** Task requirements **
Examine the material below. Gather every line in which the string "Health" appears.

** Dataset extract **
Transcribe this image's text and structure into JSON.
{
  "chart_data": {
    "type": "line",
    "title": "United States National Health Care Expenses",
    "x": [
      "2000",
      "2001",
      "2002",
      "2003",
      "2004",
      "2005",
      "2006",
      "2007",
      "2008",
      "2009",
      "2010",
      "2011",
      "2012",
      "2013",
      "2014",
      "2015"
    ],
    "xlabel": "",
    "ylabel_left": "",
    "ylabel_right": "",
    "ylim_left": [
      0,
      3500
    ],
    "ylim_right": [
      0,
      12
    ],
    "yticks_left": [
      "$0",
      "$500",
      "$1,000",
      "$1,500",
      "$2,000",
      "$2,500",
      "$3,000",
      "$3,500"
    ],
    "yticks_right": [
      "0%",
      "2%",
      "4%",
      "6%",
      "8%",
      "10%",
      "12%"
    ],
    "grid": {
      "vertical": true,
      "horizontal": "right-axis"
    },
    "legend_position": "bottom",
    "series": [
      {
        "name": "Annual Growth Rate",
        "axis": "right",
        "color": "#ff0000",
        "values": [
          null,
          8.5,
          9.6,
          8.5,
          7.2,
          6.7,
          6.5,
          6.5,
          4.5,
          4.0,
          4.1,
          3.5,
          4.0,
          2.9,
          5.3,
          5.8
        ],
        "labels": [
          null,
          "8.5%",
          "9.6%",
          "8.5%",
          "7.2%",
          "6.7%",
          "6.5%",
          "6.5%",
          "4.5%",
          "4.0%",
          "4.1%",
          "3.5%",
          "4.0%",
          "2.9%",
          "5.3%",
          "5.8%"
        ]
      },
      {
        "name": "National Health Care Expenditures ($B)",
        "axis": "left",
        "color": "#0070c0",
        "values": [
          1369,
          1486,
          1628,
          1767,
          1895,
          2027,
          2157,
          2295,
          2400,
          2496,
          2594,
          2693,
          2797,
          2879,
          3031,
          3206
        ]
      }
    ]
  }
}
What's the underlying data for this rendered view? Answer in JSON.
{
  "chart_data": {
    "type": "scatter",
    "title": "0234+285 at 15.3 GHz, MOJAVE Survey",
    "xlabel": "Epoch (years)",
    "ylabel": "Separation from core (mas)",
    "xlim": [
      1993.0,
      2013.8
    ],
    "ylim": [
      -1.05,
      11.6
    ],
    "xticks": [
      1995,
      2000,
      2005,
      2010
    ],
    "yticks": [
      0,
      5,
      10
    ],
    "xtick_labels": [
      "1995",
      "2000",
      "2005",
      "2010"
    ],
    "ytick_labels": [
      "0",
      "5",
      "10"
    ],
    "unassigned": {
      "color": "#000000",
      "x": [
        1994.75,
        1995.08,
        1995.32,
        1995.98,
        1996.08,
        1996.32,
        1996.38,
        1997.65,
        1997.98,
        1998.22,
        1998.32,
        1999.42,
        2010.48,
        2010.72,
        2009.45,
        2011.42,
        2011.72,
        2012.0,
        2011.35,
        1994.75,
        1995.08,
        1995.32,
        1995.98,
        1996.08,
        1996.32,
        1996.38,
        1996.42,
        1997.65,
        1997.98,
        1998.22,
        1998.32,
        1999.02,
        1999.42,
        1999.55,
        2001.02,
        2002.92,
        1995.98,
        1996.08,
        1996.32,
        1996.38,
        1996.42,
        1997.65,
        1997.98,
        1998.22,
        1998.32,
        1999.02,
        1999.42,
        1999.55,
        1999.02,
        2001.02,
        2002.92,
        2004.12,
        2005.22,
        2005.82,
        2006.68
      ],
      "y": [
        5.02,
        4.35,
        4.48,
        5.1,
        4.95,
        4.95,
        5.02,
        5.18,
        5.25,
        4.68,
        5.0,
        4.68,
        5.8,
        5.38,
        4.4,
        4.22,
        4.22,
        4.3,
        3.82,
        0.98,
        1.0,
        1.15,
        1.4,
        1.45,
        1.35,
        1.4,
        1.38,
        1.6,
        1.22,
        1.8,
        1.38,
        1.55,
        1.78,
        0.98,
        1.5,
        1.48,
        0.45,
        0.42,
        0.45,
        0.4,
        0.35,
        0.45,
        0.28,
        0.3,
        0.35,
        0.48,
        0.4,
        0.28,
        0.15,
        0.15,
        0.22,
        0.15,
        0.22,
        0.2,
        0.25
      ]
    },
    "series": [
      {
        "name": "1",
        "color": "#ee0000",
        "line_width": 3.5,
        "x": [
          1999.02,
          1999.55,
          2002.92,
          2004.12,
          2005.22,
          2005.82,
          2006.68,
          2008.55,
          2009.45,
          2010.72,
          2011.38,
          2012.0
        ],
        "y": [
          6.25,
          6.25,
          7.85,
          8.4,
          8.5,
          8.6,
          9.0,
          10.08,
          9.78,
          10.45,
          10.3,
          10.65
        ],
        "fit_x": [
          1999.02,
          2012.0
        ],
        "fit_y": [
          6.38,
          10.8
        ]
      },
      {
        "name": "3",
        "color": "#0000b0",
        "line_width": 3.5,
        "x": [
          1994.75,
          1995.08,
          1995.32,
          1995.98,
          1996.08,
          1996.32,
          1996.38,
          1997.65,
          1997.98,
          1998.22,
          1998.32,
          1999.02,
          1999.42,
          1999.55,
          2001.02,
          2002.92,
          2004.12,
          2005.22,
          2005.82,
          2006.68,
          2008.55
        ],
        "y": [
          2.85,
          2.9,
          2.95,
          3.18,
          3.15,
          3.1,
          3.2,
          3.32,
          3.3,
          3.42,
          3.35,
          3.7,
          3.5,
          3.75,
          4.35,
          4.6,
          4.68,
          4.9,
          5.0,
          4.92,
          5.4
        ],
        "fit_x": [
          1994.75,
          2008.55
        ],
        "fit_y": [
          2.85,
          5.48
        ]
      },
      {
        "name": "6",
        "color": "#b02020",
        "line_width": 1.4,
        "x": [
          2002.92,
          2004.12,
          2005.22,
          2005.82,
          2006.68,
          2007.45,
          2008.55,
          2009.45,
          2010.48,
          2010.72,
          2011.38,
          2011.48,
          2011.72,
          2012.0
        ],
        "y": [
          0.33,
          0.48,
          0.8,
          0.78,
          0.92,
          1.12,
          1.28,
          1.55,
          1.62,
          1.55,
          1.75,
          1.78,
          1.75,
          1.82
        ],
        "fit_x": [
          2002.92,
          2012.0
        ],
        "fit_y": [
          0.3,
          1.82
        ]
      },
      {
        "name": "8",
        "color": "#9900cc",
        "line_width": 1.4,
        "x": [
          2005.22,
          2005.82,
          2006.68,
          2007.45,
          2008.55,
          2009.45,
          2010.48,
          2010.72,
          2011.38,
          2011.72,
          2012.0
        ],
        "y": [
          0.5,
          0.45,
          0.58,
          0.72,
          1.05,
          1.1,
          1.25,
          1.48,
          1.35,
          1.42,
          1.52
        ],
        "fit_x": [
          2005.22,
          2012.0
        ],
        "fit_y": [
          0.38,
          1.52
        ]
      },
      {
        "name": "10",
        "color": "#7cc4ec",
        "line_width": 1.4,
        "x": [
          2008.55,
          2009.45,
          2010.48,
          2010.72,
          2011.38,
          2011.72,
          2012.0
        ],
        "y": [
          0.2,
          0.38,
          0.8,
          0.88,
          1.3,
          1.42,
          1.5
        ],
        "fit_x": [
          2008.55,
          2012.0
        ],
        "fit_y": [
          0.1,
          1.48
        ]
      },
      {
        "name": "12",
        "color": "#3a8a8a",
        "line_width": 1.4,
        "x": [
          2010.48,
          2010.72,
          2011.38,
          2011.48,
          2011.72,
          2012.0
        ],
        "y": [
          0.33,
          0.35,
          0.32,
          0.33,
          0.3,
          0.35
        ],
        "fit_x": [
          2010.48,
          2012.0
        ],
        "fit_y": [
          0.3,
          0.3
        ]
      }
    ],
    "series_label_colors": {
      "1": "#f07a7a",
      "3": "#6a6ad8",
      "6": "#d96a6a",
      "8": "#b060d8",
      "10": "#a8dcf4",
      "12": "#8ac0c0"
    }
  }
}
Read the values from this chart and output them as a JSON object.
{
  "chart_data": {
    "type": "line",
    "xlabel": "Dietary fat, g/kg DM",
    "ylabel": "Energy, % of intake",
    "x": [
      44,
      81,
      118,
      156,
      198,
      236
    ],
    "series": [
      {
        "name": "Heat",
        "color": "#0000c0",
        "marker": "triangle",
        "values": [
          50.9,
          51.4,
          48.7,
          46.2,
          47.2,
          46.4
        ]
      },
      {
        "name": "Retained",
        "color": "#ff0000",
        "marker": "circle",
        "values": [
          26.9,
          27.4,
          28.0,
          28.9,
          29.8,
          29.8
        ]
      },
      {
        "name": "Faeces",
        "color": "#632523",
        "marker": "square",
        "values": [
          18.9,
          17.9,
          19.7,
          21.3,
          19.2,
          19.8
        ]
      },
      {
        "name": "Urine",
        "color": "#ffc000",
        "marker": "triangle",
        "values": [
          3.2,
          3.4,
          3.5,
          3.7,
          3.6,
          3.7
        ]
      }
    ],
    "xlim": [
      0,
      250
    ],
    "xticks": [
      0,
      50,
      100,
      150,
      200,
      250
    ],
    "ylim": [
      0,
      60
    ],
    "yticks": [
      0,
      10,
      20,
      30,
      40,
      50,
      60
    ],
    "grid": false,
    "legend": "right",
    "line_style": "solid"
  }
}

** Finished exercise **
    "title": "United States National Health Care Expenses",
        "name": "National Health Care Expenditures ($B)",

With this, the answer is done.